**Énoncé de la tâche:** Réécrivez l'ensemble des lignes ci-dessous sous forme de liste JSON de chaînes, à raison d'une chaîne par ligne, en omettant les lignes vides.

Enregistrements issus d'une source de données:

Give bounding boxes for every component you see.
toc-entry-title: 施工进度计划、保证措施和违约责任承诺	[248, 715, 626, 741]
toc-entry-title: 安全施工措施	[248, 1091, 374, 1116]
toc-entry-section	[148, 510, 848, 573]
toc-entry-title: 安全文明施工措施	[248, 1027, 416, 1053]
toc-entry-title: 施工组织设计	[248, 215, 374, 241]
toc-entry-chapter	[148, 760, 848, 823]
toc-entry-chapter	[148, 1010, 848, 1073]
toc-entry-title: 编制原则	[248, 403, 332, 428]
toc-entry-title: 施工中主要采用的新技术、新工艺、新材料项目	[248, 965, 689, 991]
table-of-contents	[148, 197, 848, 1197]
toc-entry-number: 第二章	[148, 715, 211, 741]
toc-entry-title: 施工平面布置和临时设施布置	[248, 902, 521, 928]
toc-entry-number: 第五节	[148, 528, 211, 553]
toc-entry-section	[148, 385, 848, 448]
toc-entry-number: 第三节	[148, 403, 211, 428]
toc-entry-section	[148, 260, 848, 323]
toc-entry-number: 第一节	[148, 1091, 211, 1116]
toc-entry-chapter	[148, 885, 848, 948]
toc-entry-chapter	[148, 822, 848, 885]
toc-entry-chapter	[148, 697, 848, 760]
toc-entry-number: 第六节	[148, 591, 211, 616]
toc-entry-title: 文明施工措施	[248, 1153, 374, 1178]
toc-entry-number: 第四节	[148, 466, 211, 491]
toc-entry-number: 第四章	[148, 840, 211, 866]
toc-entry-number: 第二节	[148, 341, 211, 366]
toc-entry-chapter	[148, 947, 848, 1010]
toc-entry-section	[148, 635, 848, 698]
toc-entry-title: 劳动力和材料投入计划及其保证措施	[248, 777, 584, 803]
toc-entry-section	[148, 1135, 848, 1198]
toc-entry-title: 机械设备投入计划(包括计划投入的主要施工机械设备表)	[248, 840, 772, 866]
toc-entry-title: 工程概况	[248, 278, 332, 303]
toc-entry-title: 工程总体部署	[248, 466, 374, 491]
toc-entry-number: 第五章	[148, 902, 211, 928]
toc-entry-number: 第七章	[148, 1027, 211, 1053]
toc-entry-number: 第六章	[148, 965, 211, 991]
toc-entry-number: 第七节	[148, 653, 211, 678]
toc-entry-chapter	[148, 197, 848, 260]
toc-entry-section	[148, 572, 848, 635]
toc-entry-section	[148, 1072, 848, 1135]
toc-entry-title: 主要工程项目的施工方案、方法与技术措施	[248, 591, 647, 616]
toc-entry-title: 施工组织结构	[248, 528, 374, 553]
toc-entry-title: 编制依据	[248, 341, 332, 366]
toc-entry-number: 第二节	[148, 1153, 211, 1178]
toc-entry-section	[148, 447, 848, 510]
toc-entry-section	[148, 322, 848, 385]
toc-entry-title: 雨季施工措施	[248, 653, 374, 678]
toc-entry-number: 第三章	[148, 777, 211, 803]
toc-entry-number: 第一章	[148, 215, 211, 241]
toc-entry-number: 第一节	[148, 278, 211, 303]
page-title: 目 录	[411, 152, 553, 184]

**Solution proposée:**
[
  "Give bounding boxes for every component you see.",
  "toc-entry-title: 施工进度计划、保证措施和违约责任承诺\t[248, 715, 626, 741]",
  "toc-entry-title: 安全施工措施\t[248, 1091, 374, 1116]",
  "toc-entry-section\t[148, 510, 848, 573]",
  "toc-entry-title: 安全文明施工措施\t[248, 1027, 416, 1053]",
  "toc-entry-title: 施工组织设计\t[248, 215, 374, 241]",
  "toc-entry-chapter\t[148, 760, 848, 823]",
  "toc-entry-chapter\t[148, 1010, 848, 1073]",
  "toc-entry-title: 编制原则\t[248, 403, 332, 428]",
  "toc-entry-title: 施工中主要采用的新技术、新工艺、新材料项目\t[248, 965, 689, 991]",
  "table-of-contents\t[148, 197, 848, 1197]",
  "toc-entry-number: 第二章\t[148, 715, 211, 741]",
  "toc-entry-title: 施工平面布置和临时设施布置\t[248, 902, 521, 928]",
  "toc-entry-number: 第五节\t[148, 528, 211, 553]",
  "toc-entry-section\t[148, 385, 848, 448]",
  "toc-entry-number: 第三节\t[148, 403, 211, 428]",
  "toc-entry-section\t[148, 260, 848, 323]",
  "toc-entry-number: 第一节\t[148, 1091, 211, 1116]",
  "toc-entry-chapter\t[148, 885, 848, 948]",
  "toc-entry-chapter\t[148, 822, 848, 885]",
  "toc-entry-chapter\t[148, 697, 848, 760]",
  "toc-entry-number: 第六节\t[148, 591, 211, 616]",
  "toc-entry-title: 文明施工措施\t[248, 1153, 374, 1178]",
  "toc-entry-number: 第四节\t[148, 466, 211, 491]",
  "toc-entry-number: 第四章\t[148, 840, 211, 866]",
  "toc-entry-number: 第二节\t[148, 341, 211, 366]",
  "toc-entry-chapter\t[148, 947, 848, 1010]",
  "toc-entry-section\t[148, 635, 848, 698]",
  "toc-entry-title: 劳动力和材料投入计划及其保证措施\t[248, 777, 584, 803]",
  "toc-entry-section\t[148, 1135, 848, 1198]",
  "toc-entry-title: 机械设备投入计划(包括计划投入的主要施工机械设备表)\t[248, 840, 772, 866]",
  "toc-entry-title: 工程概况\t[248, 278, 332, 303]",
  "toc-entry-title: 工程总体部署\t[248, 466, 374, 491]",
  "toc-entry-number: 第五章\t[148, 902, 211, 928]",
  "toc-entry-number: 第七章\t[148, 1027, 211, 1053]",
  "toc-entry-number: 第六章\t[148, 965, 211, 991]",
  "toc-entry-number: 第七节\t[148, 653, 211, 678]",
  "toc-entry-chapter\t[148, 197, 848, 260]",
  "toc-entry-section\t[148, 572, 848, 635]",
  "toc-entry-section\t[148, 1072, 848, 1135]",
  "toc-entry-title: 主要工程项目的施工方案、方法与技术措施\t[248, 591, 647, 616]",
  "toc-entry-title: 施工组织结构\t[248, 528, 374, 553]",
  "toc-entry-title: 编制依据\t[248, 341, 332, 366]",
  "toc-entry-number: 第二节\t[148, 1153, 211, 1178]",
  "toc-entry-section\t[148, 447, 848, 510]",
  "toc-entry-section\t[148, 322, 848, 385]",
  "toc-entry-title: 雨季施工措施\t[248, 653, 374, 678]",
  "toc-entry-number: 第三章\t[148, 777, 211, 803]",
  "toc-entry-number: 第一章\t[148, 215, 211, 241]",
  "toc-entry-number: 第一节\t[148, 278, 211, 303]",
  "page-title: 目 录\t[411, 152, 553, 184]"
]